SET PROBLEM: Read the records and gather each line that includes "ylabel".

(Saved entries)
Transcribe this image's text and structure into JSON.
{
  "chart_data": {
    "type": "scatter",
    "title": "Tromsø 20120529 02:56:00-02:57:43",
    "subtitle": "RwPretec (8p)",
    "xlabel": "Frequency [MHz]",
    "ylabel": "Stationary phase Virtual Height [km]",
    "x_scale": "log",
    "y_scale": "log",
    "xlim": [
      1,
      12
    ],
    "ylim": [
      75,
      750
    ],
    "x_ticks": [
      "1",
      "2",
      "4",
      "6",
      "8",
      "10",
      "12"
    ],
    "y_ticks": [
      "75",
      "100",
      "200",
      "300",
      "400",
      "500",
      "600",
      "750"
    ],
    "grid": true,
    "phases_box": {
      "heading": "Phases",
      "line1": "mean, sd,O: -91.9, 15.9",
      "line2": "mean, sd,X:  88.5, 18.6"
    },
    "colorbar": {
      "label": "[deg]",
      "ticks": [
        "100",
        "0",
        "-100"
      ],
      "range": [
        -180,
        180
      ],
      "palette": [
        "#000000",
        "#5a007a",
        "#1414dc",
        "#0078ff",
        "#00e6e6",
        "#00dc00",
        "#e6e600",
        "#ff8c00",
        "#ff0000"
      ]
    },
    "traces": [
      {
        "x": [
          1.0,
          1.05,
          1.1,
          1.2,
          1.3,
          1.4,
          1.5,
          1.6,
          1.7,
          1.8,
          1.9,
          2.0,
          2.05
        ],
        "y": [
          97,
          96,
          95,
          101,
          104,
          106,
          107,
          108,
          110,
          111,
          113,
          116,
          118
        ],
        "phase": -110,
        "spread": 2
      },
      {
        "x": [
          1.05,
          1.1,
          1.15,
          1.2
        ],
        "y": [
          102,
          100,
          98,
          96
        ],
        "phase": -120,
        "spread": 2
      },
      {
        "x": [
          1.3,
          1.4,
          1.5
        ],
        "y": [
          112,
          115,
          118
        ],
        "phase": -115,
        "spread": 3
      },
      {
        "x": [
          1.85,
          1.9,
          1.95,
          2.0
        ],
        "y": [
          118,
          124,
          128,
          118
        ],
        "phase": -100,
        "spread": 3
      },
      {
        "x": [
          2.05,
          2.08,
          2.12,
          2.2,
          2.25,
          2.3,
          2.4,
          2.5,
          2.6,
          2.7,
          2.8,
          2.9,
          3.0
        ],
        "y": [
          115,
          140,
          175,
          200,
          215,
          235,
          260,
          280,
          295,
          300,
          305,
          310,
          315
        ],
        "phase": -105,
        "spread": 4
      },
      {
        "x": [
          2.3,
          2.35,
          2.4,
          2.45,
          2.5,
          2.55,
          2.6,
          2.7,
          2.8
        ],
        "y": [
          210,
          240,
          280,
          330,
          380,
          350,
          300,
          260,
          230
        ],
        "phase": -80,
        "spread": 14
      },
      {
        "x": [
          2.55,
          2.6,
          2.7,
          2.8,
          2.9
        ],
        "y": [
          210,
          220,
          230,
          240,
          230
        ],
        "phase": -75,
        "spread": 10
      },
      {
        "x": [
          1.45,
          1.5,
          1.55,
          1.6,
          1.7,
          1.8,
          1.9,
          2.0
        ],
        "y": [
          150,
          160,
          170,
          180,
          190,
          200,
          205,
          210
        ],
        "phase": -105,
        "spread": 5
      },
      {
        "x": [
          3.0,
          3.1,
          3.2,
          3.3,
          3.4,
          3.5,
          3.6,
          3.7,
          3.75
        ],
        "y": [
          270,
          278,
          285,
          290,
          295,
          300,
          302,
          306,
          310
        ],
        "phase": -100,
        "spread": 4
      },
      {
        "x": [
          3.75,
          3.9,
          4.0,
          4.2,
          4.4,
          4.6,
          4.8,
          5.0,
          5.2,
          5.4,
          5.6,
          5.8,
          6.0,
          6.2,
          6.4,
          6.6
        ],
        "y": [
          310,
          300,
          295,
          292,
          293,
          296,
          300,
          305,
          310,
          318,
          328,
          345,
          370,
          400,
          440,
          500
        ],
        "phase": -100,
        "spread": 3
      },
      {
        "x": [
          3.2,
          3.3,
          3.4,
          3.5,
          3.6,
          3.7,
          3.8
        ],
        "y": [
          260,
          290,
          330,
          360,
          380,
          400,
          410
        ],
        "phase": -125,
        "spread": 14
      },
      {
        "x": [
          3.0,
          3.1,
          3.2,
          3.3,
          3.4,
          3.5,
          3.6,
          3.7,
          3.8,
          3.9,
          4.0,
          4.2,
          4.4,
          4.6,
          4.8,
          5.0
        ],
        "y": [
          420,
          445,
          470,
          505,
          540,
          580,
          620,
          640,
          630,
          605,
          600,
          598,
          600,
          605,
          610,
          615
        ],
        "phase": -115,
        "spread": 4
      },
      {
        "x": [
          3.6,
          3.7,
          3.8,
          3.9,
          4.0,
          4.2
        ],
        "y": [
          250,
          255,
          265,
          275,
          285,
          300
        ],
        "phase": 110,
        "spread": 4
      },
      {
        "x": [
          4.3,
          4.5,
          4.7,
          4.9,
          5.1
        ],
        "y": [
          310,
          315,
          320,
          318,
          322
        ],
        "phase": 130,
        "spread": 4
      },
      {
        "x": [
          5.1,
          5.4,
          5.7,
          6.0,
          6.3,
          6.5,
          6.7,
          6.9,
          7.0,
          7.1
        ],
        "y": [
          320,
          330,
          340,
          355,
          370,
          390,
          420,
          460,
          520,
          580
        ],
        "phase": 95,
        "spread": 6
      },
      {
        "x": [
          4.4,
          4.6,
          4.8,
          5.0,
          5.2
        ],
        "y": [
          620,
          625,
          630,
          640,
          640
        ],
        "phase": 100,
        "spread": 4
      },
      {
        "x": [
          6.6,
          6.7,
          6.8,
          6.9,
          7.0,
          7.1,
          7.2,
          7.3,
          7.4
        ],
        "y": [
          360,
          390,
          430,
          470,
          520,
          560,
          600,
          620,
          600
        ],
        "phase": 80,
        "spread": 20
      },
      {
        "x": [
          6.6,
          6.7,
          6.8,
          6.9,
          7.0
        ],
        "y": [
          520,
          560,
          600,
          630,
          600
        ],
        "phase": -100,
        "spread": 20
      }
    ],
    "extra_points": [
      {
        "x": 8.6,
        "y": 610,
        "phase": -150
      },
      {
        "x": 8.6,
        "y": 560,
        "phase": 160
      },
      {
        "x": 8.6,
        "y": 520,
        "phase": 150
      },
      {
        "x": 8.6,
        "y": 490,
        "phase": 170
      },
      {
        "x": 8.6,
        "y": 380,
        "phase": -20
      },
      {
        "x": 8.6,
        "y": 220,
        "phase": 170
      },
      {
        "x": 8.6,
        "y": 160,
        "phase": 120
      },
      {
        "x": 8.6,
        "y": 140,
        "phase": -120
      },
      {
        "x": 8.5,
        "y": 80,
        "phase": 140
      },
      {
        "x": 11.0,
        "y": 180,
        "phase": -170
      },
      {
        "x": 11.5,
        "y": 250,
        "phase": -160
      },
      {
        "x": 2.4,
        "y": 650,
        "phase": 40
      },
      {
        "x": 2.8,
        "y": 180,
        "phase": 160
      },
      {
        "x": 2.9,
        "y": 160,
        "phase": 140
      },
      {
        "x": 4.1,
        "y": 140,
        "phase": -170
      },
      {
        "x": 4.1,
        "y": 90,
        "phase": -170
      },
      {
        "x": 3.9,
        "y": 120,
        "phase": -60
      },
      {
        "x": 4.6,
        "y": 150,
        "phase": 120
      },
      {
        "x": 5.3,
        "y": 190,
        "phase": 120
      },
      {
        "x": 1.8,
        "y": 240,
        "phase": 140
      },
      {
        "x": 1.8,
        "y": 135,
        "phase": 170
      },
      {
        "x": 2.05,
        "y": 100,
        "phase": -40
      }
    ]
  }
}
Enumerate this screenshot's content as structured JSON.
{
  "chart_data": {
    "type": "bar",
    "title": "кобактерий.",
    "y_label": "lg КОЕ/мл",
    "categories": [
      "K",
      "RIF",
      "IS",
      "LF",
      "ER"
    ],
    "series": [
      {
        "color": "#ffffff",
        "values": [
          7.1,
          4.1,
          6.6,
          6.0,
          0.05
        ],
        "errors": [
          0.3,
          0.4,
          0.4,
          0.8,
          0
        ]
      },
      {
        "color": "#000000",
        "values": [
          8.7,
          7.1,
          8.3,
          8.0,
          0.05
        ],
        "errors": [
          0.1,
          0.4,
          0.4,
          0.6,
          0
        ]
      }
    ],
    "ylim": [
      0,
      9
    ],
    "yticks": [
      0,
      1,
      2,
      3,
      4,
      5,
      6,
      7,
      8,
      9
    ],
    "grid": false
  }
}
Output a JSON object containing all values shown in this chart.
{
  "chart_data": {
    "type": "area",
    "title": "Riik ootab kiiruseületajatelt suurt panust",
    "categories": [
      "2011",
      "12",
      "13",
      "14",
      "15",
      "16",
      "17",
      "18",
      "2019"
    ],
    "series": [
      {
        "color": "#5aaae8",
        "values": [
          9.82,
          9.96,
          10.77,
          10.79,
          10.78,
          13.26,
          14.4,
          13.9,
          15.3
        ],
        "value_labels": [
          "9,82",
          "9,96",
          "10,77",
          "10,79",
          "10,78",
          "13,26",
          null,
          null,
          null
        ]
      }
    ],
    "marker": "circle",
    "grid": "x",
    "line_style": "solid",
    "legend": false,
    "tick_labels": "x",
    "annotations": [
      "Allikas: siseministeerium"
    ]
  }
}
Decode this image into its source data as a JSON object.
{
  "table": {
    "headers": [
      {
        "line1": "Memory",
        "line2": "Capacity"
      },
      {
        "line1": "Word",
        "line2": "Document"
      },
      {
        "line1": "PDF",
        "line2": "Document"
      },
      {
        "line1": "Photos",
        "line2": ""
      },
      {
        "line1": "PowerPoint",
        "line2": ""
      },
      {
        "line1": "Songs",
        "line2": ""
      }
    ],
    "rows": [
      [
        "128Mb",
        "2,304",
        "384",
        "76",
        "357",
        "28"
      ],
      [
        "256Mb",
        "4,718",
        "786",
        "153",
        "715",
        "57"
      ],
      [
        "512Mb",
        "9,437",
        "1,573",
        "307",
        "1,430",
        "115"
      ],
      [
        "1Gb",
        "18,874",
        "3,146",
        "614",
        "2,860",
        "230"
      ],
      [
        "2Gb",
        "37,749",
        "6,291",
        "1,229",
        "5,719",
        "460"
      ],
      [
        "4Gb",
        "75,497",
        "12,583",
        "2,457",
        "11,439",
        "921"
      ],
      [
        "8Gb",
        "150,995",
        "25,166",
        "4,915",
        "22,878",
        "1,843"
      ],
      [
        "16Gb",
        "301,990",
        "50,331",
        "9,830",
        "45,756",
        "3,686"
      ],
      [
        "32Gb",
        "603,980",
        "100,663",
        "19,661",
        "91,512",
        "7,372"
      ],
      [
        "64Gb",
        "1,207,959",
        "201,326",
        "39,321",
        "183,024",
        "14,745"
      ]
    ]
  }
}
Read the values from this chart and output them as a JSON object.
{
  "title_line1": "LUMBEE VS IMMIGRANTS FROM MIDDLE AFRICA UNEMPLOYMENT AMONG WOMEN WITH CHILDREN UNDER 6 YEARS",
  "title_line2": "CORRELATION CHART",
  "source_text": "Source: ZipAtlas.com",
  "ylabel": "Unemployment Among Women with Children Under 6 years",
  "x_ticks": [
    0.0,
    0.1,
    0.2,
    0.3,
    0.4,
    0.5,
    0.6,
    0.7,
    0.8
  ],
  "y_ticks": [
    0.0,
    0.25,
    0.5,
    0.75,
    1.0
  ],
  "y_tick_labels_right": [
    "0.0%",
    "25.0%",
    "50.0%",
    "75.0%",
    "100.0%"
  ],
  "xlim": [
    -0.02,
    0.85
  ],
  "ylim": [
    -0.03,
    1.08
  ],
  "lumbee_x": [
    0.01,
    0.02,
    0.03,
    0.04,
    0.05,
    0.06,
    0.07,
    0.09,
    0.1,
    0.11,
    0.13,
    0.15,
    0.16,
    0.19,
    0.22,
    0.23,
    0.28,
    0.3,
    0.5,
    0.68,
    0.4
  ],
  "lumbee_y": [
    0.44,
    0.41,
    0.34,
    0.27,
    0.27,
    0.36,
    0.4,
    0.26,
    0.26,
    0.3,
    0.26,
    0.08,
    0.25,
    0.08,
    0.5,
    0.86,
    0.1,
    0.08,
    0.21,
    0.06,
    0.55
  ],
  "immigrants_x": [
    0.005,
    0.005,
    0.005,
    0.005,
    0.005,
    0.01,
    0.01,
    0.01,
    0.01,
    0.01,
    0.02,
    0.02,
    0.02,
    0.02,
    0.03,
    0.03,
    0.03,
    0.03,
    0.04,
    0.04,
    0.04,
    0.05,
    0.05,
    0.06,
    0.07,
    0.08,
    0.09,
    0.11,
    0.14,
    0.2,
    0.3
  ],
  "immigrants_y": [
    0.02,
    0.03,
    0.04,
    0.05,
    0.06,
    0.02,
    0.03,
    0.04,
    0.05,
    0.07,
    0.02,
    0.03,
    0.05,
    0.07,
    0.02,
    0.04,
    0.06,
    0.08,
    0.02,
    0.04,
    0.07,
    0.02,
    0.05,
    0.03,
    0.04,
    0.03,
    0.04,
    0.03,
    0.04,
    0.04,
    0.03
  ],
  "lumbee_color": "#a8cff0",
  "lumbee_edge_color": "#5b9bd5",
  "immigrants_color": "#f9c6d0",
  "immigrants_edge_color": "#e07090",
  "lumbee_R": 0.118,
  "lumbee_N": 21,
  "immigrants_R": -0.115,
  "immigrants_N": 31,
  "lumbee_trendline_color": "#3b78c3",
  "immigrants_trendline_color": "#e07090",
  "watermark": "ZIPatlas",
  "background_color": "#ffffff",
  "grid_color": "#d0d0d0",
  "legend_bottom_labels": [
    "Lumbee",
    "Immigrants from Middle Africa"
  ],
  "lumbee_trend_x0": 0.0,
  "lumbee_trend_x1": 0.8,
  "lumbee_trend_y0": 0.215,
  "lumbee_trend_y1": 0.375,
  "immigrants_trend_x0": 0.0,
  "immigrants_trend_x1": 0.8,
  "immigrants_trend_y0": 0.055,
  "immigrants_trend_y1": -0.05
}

ANSWER FOR THE TASK:
    "ylabel": "Stationary phase Virtual Height [km]",
  "ylabel": "Unemployment Among Women with Children Under 6 years",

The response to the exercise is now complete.